** Begin **

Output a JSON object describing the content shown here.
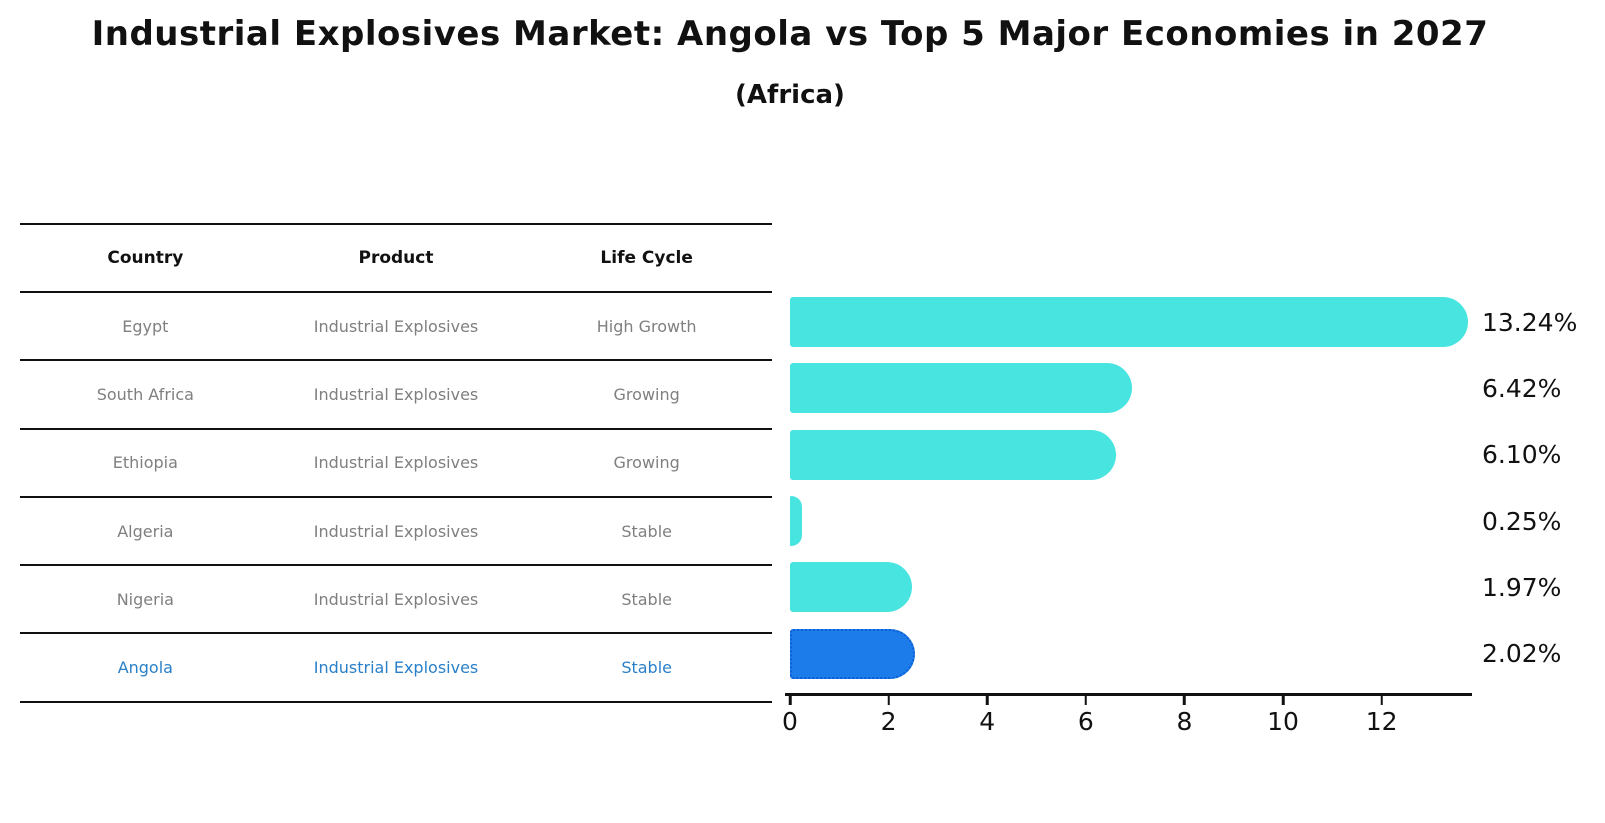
{
  "title": "Industrial Explosives Market: Angola vs Top 5 Major Economies in 2027",
  "subtitle": "(Africa)",
  "table": {
    "headers": [
      "Country",
      "Product",
      "Life Cycle"
    ],
    "rows": [
      {
        "country": "Egypt",
        "product": "Industrial Explosives",
        "life_cycle": "High Growth",
        "highlight": false
      },
      {
        "country": "South Africa",
        "product": "Industrial Explosives",
        "life_cycle": "Growing",
        "highlight": false
      },
      {
        "country": "Ethiopia",
        "product": "Industrial Explosives",
        "life_cycle": "Growing",
        "highlight": false
      },
      {
        "country": "Algeria",
        "product": "Industrial Explosives",
        "life_cycle": "Stable",
        "highlight": false
      },
      {
        "country": "Nigeria",
        "product": "Industrial Explosives",
        "life_cycle": "Stable",
        "highlight": false
      },
      {
        "country": "Angola",
        "product": "Industrial Explosives",
        "life_cycle": "Stable",
        "highlight": true
      }
    ]
  },
  "chart_data": {
    "type": "bar",
    "orientation": "horizontal",
    "categories": [
      "Egypt",
      "South Africa",
      "Ethiopia",
      "Algeria",
      "Nigeria",
      "Angola"
    ],
    "values": [
      13.24,
      6.42,
      6.1,
      0.25,
      1.97,
      2.02
    ],
    "value_labels": [
      "13.24%",
      "6.42%",
      "6.10%",
      "0.25%",
      "1.97%",
      "2.02%"
    ],
    "highlight_index": 5,
    "xticks": [
      0,
      2,
      4,
      6,
      8,
      10,
      12
    ],
    "xlim": [
      0,
      13.6
    ],
    "grid": "off",
    "legend": "none"
  },
  "colors": {
    "bar_default": "#47E4E0",
    "bar_highlight": "#1C7CEA",
    "bar_highlight_border": "#0B5FD6",
    "row_text": "#7f7f7f",
    "highlight_text": "#2A80C8",
    "label_text": "#111111"
  }
}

** End **

* [Short exercise]: Transcribe the whole listing, character for character, but not its images.

* [Full answer]:
Output a JSON object describing the content shown here.
{
  "title": "Industrial Explosives Market: Angola vs Top 5 Major Economies in 2027",
  "subtitle": "(Africa)",
  "table": {
    "headers": [
      "Country",
      "Product",
      "Life Cycle"
    ],
    "rows": [
      {
        "country": "Egypt",
        "product": "Industrial Explosives",
        "life_cycle": "High Growth",
        "highlight": false
      },
      {
        "country": "South Africa",
        "product": "Industrial Explosives",
        "life_cycle": "Growing",
        "highlight": false
      },
      {
        "country": "Ethiopia",
        "product": "Industrial Explosives",
        "life_cycle": "Growing",
        "highlight": false
      },
      {
        "country": "Algeria",
        "product": "Industrial Explosives",
        "life_cycle": "Stable",
        "highlight": false
      },
      {
        "country": "Nigeria",
        "product": "Industrial Explosives",
        "life_cycle": "Stable",
        "highlight": false
      },
      {
        "country": "Angola",
        "product": "Industrial Explosives",
        "life_cycle": "Stable",
        "highlight": true
      }
    ]
  },
  "chart_data": {
    "type": "bar",
    "orientation": "horizontal",
    "categories": [
      "Egypt",
      "South Africa",
      "Ethiopia",
      "Algeria",
      "Nigeria",
      "Angola"
    ],
    "values": [
      13.24,
      6.42,
      6.1,
      0.25,
      1.97,
      2.02
    ],
    "value_labels": [
      "13.24%",
      "6.42%",
      "6.10%",
      "0.25%",
      "1.97%",
      "2.02%"
    ],
    "highlight_index": 5,
    "xticks": [
      0,
      2,
      4,
      6,
      8,
      10,
      12
    ],
    "xlim": [
      0,
      13.6
    ],
    "grid": "off",
    "legend": "none"
  },
  "colors": {
    "bar_default": "#47E4E0",
    "bar_highlight": "#1C7CEA",
    "bar_highlight_border": "#0B5FD6",
    "row_text": "#7f7f7f",
    "highlight_text": "#2A80C8",
    "label_text": "#111111"
  }
}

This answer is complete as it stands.